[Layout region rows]
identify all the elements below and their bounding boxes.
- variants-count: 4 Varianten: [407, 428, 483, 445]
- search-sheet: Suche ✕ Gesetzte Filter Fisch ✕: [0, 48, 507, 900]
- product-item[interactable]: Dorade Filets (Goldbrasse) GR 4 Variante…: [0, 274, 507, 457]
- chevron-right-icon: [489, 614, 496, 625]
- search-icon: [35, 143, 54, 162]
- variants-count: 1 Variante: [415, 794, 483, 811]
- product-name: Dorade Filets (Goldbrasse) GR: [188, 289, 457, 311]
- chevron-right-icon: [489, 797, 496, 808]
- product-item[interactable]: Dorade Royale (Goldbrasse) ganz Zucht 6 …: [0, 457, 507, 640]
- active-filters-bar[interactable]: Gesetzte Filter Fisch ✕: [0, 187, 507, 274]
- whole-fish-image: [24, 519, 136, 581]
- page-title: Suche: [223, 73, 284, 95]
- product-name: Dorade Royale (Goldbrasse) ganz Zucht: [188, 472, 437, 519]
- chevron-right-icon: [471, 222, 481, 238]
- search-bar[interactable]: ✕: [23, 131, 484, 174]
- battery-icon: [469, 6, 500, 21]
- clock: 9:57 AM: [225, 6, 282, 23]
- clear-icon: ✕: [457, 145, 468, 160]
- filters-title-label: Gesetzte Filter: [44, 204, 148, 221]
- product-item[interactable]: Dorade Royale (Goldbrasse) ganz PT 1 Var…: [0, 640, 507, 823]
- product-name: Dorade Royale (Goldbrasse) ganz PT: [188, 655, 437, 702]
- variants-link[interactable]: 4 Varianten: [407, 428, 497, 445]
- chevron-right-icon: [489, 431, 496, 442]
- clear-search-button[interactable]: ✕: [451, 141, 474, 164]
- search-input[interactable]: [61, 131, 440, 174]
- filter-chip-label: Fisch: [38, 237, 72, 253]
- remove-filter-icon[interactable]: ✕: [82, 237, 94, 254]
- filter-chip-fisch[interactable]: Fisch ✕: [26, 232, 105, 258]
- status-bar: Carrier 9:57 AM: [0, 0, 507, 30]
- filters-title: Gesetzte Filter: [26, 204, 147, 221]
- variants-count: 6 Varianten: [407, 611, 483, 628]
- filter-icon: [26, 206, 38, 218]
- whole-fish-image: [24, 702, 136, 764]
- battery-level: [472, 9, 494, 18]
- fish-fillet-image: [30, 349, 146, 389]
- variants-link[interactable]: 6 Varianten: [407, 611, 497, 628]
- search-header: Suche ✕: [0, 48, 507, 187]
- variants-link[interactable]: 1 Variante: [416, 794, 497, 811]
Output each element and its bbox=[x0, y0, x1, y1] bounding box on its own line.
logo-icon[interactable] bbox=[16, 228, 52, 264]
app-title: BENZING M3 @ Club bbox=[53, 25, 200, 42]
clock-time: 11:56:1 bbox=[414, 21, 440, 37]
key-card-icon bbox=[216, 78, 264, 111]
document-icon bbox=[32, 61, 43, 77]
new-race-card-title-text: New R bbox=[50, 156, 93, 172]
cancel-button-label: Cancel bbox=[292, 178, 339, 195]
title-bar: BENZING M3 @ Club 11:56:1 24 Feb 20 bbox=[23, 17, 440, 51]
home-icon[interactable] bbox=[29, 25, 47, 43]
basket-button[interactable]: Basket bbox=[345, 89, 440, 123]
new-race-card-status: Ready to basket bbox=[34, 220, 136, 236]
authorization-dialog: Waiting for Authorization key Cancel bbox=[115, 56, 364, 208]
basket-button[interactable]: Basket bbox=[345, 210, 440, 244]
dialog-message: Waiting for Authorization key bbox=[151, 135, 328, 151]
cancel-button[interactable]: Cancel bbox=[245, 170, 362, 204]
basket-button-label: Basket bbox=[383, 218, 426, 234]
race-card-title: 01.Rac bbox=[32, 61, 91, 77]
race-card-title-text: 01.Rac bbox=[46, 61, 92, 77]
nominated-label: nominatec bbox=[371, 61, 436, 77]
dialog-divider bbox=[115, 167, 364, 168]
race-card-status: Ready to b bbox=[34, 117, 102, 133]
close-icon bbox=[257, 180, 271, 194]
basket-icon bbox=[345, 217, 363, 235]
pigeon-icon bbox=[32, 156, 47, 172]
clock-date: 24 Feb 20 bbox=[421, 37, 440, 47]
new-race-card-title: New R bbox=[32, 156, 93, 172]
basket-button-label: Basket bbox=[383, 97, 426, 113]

PROBLEM REQUIREMENTS: Please write out again the rows from the first one through the line that contains "- chevron-right-icon: [471, 222, 481, 238]", including both ends.

COMPLETE ANSWER:
identify all the elements below and their bounding boxes.
- variants-count: 4 Varianten: [407, 428, 483, 445]
- search-sheet: Suche ✕ Gesetzte Filter Fisch ✕: [0, 48, 507, 900]
- product-item[interactable]: Dorade Filets (Goldbrasse) GR 4 Variante…: [0, 274, 507, 457]
- chevron-right-icon: [489, 614, 496, 625]
- search-icon: [35, 143, 54, 162]
- variants-count: 1 Variante: [415, 794, 483, 811]
- product-name: Dorade Filets (Goldbrasse) GR: [188, 289, 457, 311]
- chevron-right-icon: [489, 797, 496, 808]
- product-item[interactable]: Dorade Royale (Goldbrasse) ganz Zucht 6 …: [0, 457, 507, 640]
- active-filters-bar[interactable]: Gesetzte Filter Fisch ✕: [0, 187, 507, 274]
- whole-fish-image: [24, 519, 136, 581]
- page-title: Suche: [223, 73, 284, 95]
- product-name: Dorade Royale (Goldbrasse) ganz Zucht: [188, 472, 437, 519]
- chevron-right-icon: [471, 222, 481, 238]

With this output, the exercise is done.